◆ **Passage provided**:
^^^^^^^^^^^^^^^^

These alkoxysilane compounds can be used alone or in combination of
two or more kinds.
[0096] The alkoxysilane-modified polyamide resin can be produced by
mixing a terminal isocyanate group-containing polyamide resin and
an alkoxysilane compound at such a ratio that the amount of the
isocyanate group of the terminal isocyanate group-containing
polyamide resin is almost equivalent to that of the amino group of
the alkoxysilane compound (the NCO/NH ratio is 0.6 to 1.4, or
preferably 0.9 to 1.1), and subjecting the mixture to a ureation
reaction.
[0097] The ureation reaction is performed, for example, at a
reaction temperature of 150.degree. C. or less, or preferably 40 to
140.degree. C., more preferably 40 to 120.degree. C., for a
reaction time of 0.5 to 50 hours, or preferably 1 to 15 hours,
though not limited thereto.
[0098] When the reaction temperature is in the above range,
production can be stable. On the other hand, when the reaction
temperature exceeds 150.degree. C., a part of the alkoxysilyl group
of the alkoxysilane compound is hydrolyzed to form a silanol group,
and the silanol group thus formed is subjected to a condensation
reaction with another silanol group or the alkoxy silyl group of
different molecules to thereby form a siloxane bond, so that a
reaction mass thickens, which in turn may decrease productivity. On
the other hand, when the reaction temperature is too low, the
reaction between the isocyanate group of the terminal isocyanate
group-containing polyamide resin and the amino group of the
alkoxysilane compound may not sufficiently proceed, which in turn
may decrease productivity.
[0099] In the ureation reaction, the isocyanate group and the amino
alkoxysilyl group are decomposed when reacted with water (moisture
in the air, etc.). Therefore, in order to avoid contact with
moisture in the air, this reaction is preferably performed under an
inert gas atmosphere. Examples of the inert gas include nitrogen
gas, and helium gas, and nitrogen gas is preferable.

^^^^^^^^^^^^^^^^

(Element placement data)
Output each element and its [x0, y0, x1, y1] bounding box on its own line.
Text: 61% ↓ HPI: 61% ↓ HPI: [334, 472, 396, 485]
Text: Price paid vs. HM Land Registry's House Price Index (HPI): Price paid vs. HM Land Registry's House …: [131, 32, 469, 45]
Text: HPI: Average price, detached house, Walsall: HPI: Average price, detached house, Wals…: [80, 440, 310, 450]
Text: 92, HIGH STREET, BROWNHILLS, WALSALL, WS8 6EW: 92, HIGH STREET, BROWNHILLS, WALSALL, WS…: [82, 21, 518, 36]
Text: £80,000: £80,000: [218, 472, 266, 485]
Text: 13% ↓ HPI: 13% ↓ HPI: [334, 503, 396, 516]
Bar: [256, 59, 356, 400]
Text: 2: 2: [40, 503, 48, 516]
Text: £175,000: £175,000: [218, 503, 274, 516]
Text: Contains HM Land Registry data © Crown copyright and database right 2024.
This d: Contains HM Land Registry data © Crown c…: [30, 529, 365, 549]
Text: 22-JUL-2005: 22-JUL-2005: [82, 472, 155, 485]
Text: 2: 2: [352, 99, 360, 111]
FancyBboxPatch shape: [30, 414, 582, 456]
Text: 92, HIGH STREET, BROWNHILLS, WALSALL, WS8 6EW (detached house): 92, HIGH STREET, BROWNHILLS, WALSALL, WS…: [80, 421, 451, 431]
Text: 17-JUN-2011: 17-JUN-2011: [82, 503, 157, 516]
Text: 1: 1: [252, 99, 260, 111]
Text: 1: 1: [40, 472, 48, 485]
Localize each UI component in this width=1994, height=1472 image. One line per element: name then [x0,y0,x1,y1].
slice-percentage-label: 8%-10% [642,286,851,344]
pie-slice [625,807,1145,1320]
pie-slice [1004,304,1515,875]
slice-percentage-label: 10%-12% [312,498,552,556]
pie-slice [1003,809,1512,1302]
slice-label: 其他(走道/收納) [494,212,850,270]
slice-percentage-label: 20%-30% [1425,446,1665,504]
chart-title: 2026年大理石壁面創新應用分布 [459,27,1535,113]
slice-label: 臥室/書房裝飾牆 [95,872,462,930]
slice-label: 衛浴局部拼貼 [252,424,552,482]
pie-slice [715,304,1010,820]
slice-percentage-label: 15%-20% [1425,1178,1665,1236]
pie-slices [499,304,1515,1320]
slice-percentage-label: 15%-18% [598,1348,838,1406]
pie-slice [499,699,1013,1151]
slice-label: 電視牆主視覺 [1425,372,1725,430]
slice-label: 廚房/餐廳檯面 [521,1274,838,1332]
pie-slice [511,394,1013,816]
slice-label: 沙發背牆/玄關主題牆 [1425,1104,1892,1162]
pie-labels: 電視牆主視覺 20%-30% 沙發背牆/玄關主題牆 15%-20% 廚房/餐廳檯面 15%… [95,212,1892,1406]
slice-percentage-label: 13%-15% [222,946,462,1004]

^^^^^^^^^^^^^^^^

◆ **Challenge 1**:
Answer these from the passage on alkoxysilane-modified polyamide resin:
(a) What NCO/NH ratio is given as preferable?
(b) What is the preferable reaction time for the ureation reaction?
(c) Which inert gas is named as preferable?
◆ **Challenge 2**: Write out the part of the polyamide resin passage starting with "[0097] The ureation" and going on through "not limited thereto.".
◆ **Challenge 3**: Carry the passage on alkoxysilane-modified polyamide resin further, starting after its last sentence.
You will not need the material.

◆ **Output 1**:
(a) 0.9 to 1.1
(b) 1 to 15 hours
(c) Nitrogen gas

◆ **Output 2**:
[0097] The ureation reaction is performed, for example, at a
reaction temperature of 150.degree. C. or less, or preferably 40 to
140.degree. C., more preferably 40 to 120.degree. C., for a
reaction time of 0.5 to 50 hours, or preferably 1 to 15 hours,
though not limited thereto.

◆ **Output 3**:
[0100] In this reaction, specifically, the terminal isocyanate
group-containing polyamide resin and the alkoxysilane compound may
be mixed at once. Alternatively, the terminal isocyanate
group-containing polyamide resin may be preliminarily charged,
followed by mixing the alkoxysilane compound therewith, or the
alkoxysilane compound can be preliminarily charged, followed by
mixing the terminal isocyanate group-containing polyamide resin
therewith.
[0101] The alkoxysilane-modified polyamide resin thus produced has
a number average molecular weight of, for example 500 to 40000, or
preferably 500 to 10000. The urea conversion (alkoxysilane
modification ratio) is usually 76 to 100%, or preferably 86 to
100%. When the urea conversion is in the above range, a cured resin
product having excellent heat resistance, adhesion, and machine
strength can be produced.
[0102] The alkoxysilane-modified polyamide resin is moisture-cured
by hydrolysis of the alkoxysilyl group. Therefore, the
alkoxysilane-modified polyamide resin can be used in various fields
as a one-part moisture-curable resin composition. In particular, it
is useful as an adhesive component of a one-part moisture-curable
hot-melt adhesive agent.
[0103] When the alkoxysilane-modified polyamide resin is used as an
adhesive component of a one-part moisture-curable hot-melt adhesive
agent, the mixing amount of the alkoxysilane-modified polyamide
resin is, for example, 1 part by weight or more, or preferably 10
parts by weight or more, per 100 parts by weight of the hot-melt
adhesive agent.
[0104] The cured resin product produced by moisture-curing the
alkoxysilane-modified polyamide resin is excellent in heat
resistance, adhesion, and mechanical strength. The moisture-curing
can be performed usually under high temperature, preferably by
adding a curing catalyst.
[0105] To the one-part moisture-curable resin composition
containing the terminal isocyanate group-containing polyamide resin
and/or the alkoxysilane-modified polyamide resin, if necessary, an
additive can be added without inhibiting the excellent effect of
the present invention.
[0106] Examples of the additive include a curing catalyst, a silane
coupling agent, an internal releasing agent, a tackifier, a
softening agent, a stabilizer, an antioxidant, an ultraviolet
absorber, a light stabilizer, a plasticizer, a filler, a dye, a
pigment, and an optical brightener.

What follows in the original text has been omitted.